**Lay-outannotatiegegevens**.
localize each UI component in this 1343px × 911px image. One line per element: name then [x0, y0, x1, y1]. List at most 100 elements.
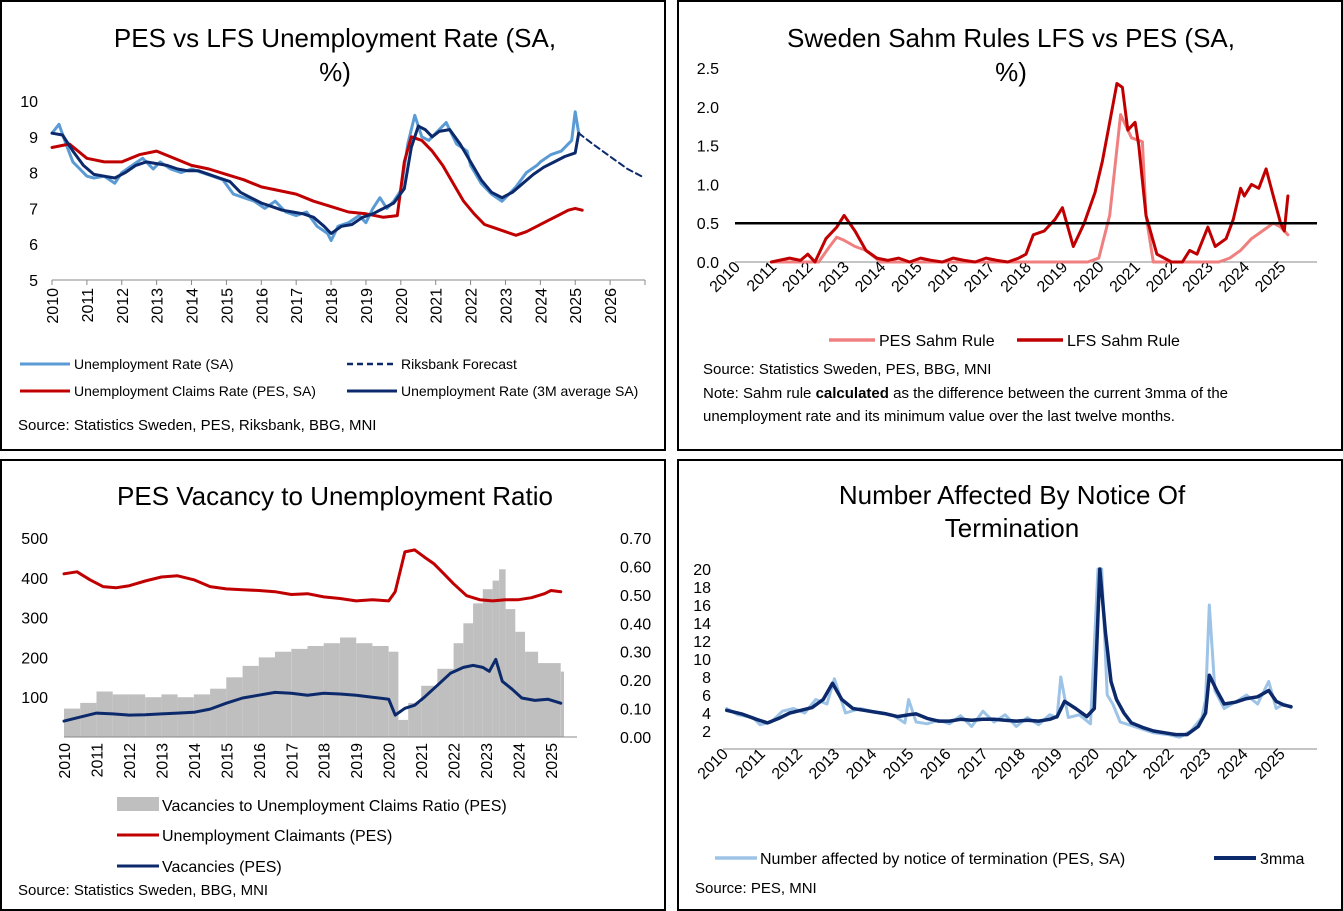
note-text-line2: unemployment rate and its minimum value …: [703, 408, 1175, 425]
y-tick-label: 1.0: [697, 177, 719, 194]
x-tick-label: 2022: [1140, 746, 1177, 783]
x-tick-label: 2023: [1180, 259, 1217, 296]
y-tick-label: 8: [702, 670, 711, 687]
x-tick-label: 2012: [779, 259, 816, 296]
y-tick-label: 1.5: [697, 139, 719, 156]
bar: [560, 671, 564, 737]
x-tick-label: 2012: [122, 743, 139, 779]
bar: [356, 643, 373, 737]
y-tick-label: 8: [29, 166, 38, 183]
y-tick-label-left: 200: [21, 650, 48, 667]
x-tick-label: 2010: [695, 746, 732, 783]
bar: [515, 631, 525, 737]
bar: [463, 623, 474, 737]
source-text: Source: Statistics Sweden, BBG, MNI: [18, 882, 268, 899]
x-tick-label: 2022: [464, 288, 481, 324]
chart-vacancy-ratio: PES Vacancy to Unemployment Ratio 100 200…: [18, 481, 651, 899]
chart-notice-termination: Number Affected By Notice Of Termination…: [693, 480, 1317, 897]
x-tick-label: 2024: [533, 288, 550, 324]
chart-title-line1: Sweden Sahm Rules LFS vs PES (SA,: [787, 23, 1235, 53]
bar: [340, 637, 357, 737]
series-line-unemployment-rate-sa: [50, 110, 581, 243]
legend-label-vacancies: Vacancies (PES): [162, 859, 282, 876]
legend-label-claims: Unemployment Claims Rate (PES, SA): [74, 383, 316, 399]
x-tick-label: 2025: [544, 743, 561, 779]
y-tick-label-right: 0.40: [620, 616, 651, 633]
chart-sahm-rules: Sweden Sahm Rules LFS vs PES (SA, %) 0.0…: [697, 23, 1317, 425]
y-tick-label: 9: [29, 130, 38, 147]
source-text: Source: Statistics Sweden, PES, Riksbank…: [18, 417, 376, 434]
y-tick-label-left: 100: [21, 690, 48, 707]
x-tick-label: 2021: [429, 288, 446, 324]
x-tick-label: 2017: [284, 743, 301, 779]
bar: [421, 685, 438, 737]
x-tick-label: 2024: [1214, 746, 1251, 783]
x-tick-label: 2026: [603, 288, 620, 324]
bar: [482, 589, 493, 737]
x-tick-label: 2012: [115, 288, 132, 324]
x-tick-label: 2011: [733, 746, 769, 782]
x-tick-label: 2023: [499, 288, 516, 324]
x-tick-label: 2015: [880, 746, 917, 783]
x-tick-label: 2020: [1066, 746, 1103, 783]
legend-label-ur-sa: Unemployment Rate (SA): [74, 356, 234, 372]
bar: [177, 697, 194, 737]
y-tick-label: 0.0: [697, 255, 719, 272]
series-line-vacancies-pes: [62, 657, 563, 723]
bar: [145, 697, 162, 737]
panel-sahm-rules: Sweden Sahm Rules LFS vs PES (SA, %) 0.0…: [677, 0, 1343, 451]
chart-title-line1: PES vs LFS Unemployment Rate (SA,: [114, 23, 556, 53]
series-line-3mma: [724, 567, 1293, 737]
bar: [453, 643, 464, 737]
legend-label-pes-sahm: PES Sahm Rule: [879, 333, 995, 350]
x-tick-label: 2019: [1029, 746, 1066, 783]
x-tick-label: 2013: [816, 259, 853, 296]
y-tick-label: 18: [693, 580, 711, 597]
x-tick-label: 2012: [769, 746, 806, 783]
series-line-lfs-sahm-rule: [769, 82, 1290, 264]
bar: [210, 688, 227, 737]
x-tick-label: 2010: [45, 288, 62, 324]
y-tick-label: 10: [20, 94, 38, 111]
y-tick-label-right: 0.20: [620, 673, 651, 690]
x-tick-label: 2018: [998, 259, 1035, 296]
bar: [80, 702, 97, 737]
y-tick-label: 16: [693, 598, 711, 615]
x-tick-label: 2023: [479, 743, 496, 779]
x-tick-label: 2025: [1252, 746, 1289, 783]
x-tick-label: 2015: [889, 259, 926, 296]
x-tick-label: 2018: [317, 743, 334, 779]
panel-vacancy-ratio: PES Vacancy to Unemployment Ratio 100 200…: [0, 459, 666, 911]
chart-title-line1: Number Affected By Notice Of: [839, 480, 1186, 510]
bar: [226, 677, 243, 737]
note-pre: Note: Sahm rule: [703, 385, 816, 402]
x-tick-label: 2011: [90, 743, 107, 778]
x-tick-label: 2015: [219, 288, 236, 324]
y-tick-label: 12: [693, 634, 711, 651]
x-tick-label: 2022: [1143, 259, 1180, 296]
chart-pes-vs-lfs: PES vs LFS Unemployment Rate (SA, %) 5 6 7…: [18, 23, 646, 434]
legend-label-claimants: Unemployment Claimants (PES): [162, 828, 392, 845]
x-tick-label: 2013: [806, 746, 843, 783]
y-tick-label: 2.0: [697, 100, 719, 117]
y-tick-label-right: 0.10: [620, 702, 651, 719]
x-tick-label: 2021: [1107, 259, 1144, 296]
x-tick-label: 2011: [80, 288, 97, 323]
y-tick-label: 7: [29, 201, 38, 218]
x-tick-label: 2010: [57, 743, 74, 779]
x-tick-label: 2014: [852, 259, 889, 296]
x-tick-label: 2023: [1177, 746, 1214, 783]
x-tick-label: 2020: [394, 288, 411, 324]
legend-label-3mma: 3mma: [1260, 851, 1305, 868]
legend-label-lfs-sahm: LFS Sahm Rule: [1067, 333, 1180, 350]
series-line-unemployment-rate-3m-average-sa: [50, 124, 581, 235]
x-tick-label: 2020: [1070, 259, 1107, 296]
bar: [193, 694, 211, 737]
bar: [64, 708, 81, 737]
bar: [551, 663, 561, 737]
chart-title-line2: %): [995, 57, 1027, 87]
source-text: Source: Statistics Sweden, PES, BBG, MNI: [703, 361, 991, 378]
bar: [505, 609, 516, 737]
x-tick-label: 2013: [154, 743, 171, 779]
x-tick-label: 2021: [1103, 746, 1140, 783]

**Taakvereisten**.
Kopieer het volledige materiaal hierboven regel voor regel ongewijzigd. Laat de afbeeldingen daarbij weg.

**Volledig antwoord**.
localize each UI component in this 1343px × 911px image. One line per element: name then [x0, y0, x1, y1]. List at most 100 elements.
note-text-line2: unemployment rate and its minimum value …: [703, 408, 1175, 425]
y-tick-label: 1.0: [697, 177, 719, 194]
x-tick-label: 2022: [1140, 746, 1177, 783]
x-tick-label: 2023: [1180, 259, 1217, 296]
y-tick-label: 8: [702, 670, 711, 687]
x-tick-label: 2012: [779, 259, 816, 296]
y-tick-label: 1.5: [697, 139, 719, 156]
bar: [560, 671, 564, 737]
x-tick-label: 2012: [122, 743, 139, 779]
bar: [356, 643, 373, 737]
y-tick-label: 8: [29, 166, 38, 183]
y-tick-label-left: 200: [21, 650, 48, 667]
x-tick-label: 2010: [695, 746, 732, 783]
bar: [515, 631, 525, 737]
bar: [463, 623, 474, 737]
source-text: Source: Statistics Sweden, BBG, MNI: [18, 882, 268, 899]
x-tick-label: 2022: [464, 288, 481, 324]
chart-vacancy-ratio: PES Vacancy to Unemployment Ratio 100 200…: [18, 481, 651, 899]
chart-notice-termination: Number Affected By Notice Of Termination…: [693, 480, 1317, 897]
x-tick-label: 2024: [533, 288, 550, 324]
chart-title-line1: Sweden Sahm Rules LFS vs PES (SA,: [787, 23, 1235, 53]
bar: [340, 637, 357, 737]
series-line-unemployment-rate-sa: [50, 110, 581, 243]
legend-label-vacancies: Vacancies (PES): [162, 859, 282, 876]
legend-label-claims: Unemployment Claims Rate (PES, SA): [74, 383, 316, 399]
x-tick-label: 2025: [544, 743, 561, 779]
y-tick-label-right: 0.40: [620, 616, 651, 633]
chart-sahm-rules: Sweden Sahm Rules LFS vs PES (SA, %) 0.0…: [697, 23, 1317, 425]
y-tick-label: 9: [29, 130, 38, 147]
source-text: Source: Statistics Sweden, PES, Riksbank…: [18, 417, 376, 434]
y-tick-label-left: 100: [21, 690, 48, 707]
x-tick-label: 2021: [429, 288, 446, 324]
x-tick-label: 2017: [284, 743, 301, 779]
bar: [421, 685, 438, 737]
x-tick-label: 2024: [1214, 746, 1251, 783]
x-tick-label: 2026: [603, 288, 620, 324]
bar: [482, 589, 493, 737]
x-tick-label: 2012: [115, 288, 132, 324]
x-tick-label: 2011: [733, 746, 769, 782]
x-tick-label: 2023: [499, 288, 516, 324]
x-tick-label: 2015: [880, 746, 917, 783]
x-tick-label: 2020: [1066, 746, 1103, 783]
legend-label-ur-sa: Unemployment Rate (SA): [74, 356, 234, 372]
bar: [177, 697, 194, 737]
y-tick-label: 0.0: [697, 255, 719, 272]
series-line-vacancies-pes: [62, 657, 563, 723]
bar: [145, 697, 162, 737]
panel-sahm-rules: Sweden Sahm Rules LFS vs PES (SA, %) 0.0…: [677, 0, 1343, 451]
chart-title-line1: PES vs LFS Unemployment Rate (SA,: [114, 23, 556, 53]
series-line-3mma: [724, 567, 1293, 737]
bar: [453, 643, 464, 737]
legend-label-pes-sahm: PES Sahm Rule: [879, 333, 995, 350]
x-tick-label: 2019: [1029, 746, 1066, 783]
x-tick-label: 2013: [816, 259, 853, 296]
y-tick-label: 18: [693, 580, 711, 597]
x-tick-label: 2012: [769, 746, 806, 783]
series-line-lfs-sahm-rule: [769, 82, 1290, 264]
bar: [210, 688, 227, 737]
x-tick-label: 2010: [45, 288, 62, 324]
y-tick-label: 10: [20, 94, 38, 111]
y-tick-label-right: 0.20: [620, 673, 651, 690]
x-tick-label: 2018: [998, 259, 1035, 296]
bar: [80, 702, 97, 737]
y-tick-label: 16: [693, 598, 711, 615]
x-tick-label: 2023: [479, 743, 496, 779]
x-tick-label: 2025: [1252, 746, 1289, 783]
x-tick-label: 2015: [889, 259, 926, 296]
x-tick-label: 2018: [317, 743, 334, 779]
panel-vacancy-ratio: PES Vacancy to Unemployment Ratio 100 200…: [0, 459, 666, 911]
chart-title-line1: Number Affected By Notice Of: [839, 480, 1186, 510]
bar: [226, 677, 243, 737]
note-pre: Note: Sahm rule: [703, 385, 816, 402]
x-tick-label: 2011: [90, 743, 107, 778]
x-tick-label: 2015: [219, 288, 236, 324]
y-tick-label: 12: [693, 634, 711, 651]
x-tick-label: 2022: [1143, 259, 1180, 296]
chart-pes-vs-lfs: PES vs LFS Unemployment Rate (SA, %) 5 6 7…: [18, 23, 646, 434]
legend-label-claimants: Unemployment Claimants (PES): [162, 828, 392, 845]
x-tick-label: 2013: [806, 746, 843, 783]
y-tick-label: 2.0: [697, 100, 719, 117]
y-tick-label-right: 0.10: [620, 702, 651, 719]
x-tick-label: 2021: [1107, 259, 1144, 296]
x-tick-label: 2011: [80, 288, 97, 323]
y-tick-label: 7: [29, 201, 38, 218]
x-tick-label: 2010: [57, 743, 74, 779]
x-tick-label: 2014: [852, 259, 889, 296]
x-tick-label: 2023: [1177, 746, 1214, 783]
x-tick-label: 2020: [394, 288, 411, 324]
legend-label-3mma: 3mma: [1260, 851, 1305, 868]
legend-label-lfs-sahm: LFS Sahm Rule: [1067, 333, 1180, 350]
series-line-unemployment-rate-3m-average-sa: [50, 124, 581, 235]
x-tick-label: 2020: [1070, 259, 1107, 296]
bar: [193, 694, 211, 737]
bar: [64, 708, 81, 737]
bar: [551, 663, 561, 737]
chart-title-line2: %): [995, 57, 1027, 87]
source-text: Source: Statistics Sweden, PES, BBG, MNI: [703, 361, 991, 378]
bar: [505, 609, 516, 737]
x-tick-label: 2013: [154, 743, 171, 779]
x-tick-label: 2021: [1103, 746, 1140, 783]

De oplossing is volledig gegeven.